(Data listing)
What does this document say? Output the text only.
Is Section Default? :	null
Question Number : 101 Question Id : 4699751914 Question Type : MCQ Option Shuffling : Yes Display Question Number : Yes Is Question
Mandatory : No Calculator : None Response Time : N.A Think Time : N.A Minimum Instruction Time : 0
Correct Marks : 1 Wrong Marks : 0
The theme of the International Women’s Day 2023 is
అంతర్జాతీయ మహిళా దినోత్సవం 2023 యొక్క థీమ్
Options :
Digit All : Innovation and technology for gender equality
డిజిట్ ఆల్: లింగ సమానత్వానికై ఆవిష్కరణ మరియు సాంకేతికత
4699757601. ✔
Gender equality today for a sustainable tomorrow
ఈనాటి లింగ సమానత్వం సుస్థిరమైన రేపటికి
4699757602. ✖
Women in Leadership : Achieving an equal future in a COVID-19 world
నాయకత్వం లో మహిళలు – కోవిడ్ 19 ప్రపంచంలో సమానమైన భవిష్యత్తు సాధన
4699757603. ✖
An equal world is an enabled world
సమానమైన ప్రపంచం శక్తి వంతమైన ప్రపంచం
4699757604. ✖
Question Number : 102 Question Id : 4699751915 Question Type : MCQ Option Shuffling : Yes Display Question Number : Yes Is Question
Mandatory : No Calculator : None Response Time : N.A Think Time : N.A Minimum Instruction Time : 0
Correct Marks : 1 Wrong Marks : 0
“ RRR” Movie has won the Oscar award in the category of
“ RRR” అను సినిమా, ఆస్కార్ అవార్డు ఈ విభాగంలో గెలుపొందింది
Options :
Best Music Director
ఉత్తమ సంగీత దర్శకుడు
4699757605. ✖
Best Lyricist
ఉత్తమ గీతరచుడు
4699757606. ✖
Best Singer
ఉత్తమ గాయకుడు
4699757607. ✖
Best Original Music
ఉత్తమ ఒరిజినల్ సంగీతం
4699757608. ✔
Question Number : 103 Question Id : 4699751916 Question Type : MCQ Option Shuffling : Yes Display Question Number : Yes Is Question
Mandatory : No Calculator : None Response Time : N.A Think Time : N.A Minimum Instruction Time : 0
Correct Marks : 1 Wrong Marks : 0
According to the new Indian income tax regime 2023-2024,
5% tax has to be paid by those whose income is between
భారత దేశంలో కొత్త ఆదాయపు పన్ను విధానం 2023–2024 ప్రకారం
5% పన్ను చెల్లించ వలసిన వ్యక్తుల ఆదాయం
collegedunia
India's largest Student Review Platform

■ EXERCISE
Work out the number of lines in this listing that include the word "Display". Reply with that number only.

■ ANSWER
3